___ Data to use
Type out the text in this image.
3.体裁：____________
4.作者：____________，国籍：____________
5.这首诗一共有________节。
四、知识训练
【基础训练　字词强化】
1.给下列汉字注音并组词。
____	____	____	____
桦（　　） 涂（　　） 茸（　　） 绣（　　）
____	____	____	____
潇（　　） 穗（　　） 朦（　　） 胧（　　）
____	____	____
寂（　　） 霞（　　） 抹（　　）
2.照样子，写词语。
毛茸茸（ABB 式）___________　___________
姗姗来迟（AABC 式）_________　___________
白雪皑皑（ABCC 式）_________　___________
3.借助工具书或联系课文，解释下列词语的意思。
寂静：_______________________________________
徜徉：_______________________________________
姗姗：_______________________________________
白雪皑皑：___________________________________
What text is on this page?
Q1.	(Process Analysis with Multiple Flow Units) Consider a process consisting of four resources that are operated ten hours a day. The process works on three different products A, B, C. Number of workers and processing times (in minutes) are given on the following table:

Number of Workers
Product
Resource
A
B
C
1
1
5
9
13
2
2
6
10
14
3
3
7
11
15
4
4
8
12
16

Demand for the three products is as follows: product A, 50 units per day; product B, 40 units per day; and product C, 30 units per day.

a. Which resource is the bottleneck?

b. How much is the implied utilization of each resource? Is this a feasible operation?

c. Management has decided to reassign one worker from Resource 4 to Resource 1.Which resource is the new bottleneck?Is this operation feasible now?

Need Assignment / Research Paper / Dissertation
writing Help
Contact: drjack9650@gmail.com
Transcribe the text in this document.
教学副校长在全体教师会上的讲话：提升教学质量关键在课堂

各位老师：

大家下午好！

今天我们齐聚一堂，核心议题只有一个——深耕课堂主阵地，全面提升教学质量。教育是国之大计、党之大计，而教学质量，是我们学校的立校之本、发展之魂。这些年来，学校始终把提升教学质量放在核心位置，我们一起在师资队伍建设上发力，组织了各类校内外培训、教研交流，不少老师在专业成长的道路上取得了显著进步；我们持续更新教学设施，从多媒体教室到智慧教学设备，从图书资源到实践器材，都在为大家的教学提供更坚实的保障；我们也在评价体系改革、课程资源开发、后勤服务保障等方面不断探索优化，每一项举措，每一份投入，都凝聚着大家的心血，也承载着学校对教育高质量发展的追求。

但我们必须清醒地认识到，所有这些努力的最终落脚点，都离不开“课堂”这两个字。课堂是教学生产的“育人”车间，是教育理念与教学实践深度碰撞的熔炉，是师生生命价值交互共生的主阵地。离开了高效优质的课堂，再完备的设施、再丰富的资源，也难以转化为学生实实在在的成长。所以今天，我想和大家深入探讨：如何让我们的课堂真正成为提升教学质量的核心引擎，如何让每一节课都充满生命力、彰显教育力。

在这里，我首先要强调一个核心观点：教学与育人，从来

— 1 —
______
#### [Directive]
Gather up the lines that contain the word "Which".

#### [Solution for this exercise]
a. Which resource is the bottleneck?
c. Management has decided to reassign one worker from Resource 4 to Resource 1.Which resource is the new bottleneck?Is this operation feasible now?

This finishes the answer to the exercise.